Pick every line from the data that holds the word "Installing".
▬▬▬▬▬▬
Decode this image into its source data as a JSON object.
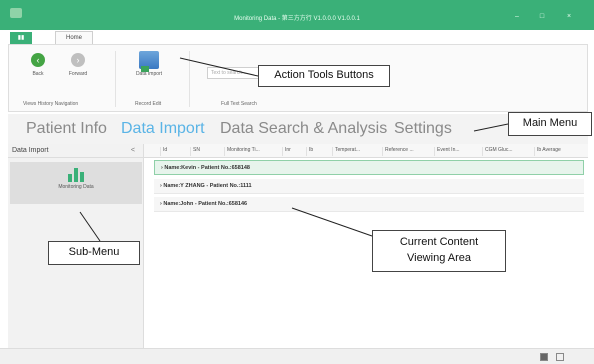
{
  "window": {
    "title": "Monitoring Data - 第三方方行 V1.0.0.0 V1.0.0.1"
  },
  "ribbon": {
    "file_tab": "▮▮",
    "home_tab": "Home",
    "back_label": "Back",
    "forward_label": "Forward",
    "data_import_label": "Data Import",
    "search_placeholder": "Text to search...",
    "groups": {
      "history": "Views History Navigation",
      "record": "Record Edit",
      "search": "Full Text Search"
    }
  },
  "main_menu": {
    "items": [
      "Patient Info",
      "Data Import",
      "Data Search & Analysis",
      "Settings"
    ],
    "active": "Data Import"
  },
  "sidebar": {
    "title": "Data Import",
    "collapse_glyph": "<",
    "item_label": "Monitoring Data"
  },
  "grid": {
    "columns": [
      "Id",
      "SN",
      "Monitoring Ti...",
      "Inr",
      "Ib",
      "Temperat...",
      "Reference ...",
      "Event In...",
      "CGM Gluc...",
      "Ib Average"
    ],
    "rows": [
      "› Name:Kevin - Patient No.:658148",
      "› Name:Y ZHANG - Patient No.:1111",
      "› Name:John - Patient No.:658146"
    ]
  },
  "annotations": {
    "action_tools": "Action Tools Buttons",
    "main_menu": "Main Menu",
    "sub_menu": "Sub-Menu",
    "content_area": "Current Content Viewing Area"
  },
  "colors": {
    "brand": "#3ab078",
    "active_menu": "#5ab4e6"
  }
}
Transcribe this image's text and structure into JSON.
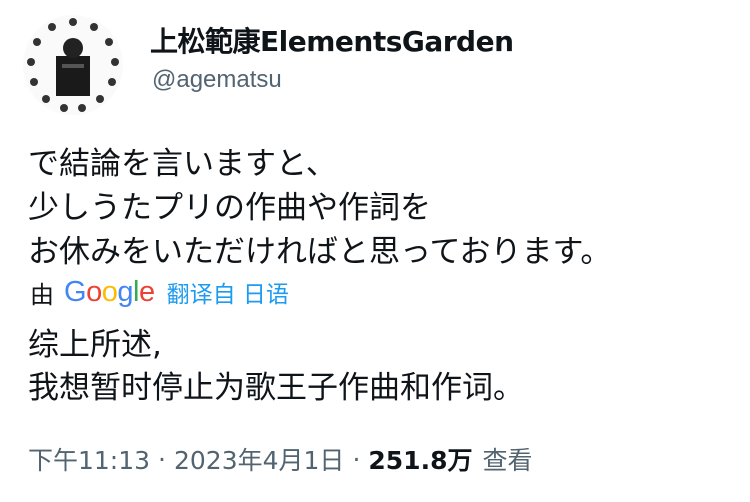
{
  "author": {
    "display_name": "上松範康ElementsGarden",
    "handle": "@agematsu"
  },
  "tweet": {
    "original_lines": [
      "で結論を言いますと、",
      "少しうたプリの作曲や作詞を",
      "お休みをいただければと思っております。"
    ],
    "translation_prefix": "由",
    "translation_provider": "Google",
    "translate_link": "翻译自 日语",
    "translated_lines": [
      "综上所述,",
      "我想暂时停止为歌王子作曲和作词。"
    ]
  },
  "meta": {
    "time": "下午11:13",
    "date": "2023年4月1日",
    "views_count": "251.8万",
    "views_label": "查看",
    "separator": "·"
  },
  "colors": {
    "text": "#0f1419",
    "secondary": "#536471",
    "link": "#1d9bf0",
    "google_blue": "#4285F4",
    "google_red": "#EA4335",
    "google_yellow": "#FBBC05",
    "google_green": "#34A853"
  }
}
▬▬▬▬▬▬
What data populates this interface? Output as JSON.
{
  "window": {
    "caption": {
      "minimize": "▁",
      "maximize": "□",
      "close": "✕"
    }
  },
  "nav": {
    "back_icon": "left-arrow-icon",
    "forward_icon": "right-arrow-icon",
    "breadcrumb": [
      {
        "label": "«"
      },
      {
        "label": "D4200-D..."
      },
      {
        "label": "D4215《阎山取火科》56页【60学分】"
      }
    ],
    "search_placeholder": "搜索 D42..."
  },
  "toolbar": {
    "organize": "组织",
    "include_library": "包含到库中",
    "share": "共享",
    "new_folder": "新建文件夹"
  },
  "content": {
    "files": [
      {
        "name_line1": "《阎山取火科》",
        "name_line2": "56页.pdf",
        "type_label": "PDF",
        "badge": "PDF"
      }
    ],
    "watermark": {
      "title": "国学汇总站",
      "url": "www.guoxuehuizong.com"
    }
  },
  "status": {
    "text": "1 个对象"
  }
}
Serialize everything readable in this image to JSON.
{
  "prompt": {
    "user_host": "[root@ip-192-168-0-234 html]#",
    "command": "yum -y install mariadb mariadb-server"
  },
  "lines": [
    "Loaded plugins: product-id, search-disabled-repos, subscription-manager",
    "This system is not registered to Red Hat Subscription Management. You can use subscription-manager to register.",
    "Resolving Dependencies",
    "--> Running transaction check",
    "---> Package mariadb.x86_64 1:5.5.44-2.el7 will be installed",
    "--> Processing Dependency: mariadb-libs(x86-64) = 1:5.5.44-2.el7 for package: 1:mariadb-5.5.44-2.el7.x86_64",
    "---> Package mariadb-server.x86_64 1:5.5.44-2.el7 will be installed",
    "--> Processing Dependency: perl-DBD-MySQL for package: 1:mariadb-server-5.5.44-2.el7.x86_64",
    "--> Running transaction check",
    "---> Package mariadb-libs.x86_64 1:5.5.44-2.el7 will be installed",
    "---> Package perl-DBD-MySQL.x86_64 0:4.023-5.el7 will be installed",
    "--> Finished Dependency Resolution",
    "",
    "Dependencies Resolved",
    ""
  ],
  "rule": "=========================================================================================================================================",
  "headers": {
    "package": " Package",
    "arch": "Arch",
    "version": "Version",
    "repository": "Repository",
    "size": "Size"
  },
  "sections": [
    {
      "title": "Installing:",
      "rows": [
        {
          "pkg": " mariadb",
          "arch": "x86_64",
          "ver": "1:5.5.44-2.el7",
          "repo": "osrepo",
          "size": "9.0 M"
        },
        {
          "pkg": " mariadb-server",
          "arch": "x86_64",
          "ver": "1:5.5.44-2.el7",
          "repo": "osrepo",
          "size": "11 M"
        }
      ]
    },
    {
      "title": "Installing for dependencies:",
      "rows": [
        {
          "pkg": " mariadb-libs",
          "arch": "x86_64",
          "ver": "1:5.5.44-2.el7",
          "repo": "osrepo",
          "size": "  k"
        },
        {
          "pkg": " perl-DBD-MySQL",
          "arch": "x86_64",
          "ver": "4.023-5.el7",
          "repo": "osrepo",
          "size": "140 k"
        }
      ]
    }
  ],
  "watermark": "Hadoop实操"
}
▬▬▬▬▬▬
RIGHT ANSWER
      "title": "Installing:",
      "title": "Installing for dependencies:",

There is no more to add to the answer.